Carry on. Be miserable. Have at it.

The Such Were Some of You Argument

More than once as a younger man, I made the mistake of responding to the confessions of friends in spiritual distress over their own guilt with an argument that boiled down to “God has forgiven worse”. You know, the Such Were Some of You argument.

Oh, don’t get me wrong: it’s a legitimate argument. It’s gospel truth. And I find great personal comfort in the fact that:
“… neither the sexually immoral, nor idolaters, nor adulterers, nor men who practice homosexuality, nor thieves, nor the greedy, nor drunkards, nor revilers, nor swindlers will inherit the kingdom of God. And such were some of you. But you were washed, you were sanctified, you were justified in the name of the Lord Jesus Christ and by the Spirit of our God.”
So, yeah, some of those sins were characteristic of me too. I was there back in the day, and I’m not there now. Praise the Lord for that.

But that fact that a long list of worse sinners can be produced at any point does not diminish your specific culpability, or mine. “Whoever keeps the whole law but fails in one point has become guilty of all of it.” And further, it doesn’t (or shouldn’t) make us feel any better about our own sin. It’s a bad argument to throw at a person who has not yet repented.

Misery and Action

You say, “What do you mean, ‘not repented’? I’m totally miserable here. I’ve never been so unhappy in my life.”

I suppose I could answer that with a word study on the meaning of biblical repentance, but that’s something you can discover with a Google search and two minutes at GotQuestions. They’ve totally nailed it, so I won’t reinvent the wheel.

But let me just illustrate the meaning of true repentance from the Old Testament. Here’s the situation: Israel has sinned against God over and over again, despite his constant help and deliverance, by plunging repeatedly into idolatry every time their lives improve. And once again they cry out to God for deliverance.

“ ‘You have forsaken me and served other gods; therefore I will save you no more. Go and cry out to the gods whom you have chosen; let them save you in the time of your distress.’ And the people of Israel said to the Lord, ‘We have sinned; do to us whatever seems good to you. Only please deliver us this day.’ So they put away the foreign gods from among them and served the Lord, and he became impatient over the misery of Israel.”
Notice that initially God is unresponsive to the cry of his people. He says, “I will save you no more”. He’s had it with them, even though they appear to have changed their minds about who the real God is.

Being miserable is not enough. Changing your mind is not enough. Even crying out to God is not enough. Why? Because God is hard-hearted? Not at all.

Put Away the Foreign Gods

The key is in the final sentence of the story: “So they put away the foreign gods from among them and served the Lord, and he became impatient over the misery of Israel.”

* **Task to carry out**
In the excerpt on repentance, what did the people of Israel do after telling the Lord "We have sinned"?

* **Material**
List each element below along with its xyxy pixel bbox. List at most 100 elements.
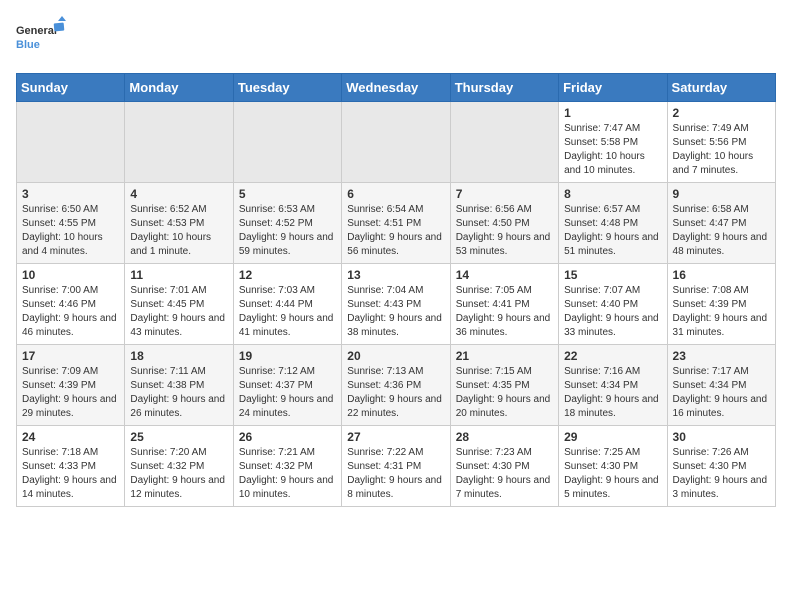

* **Output of the exercise**
They put away the foreign gods from among them and served the Lord.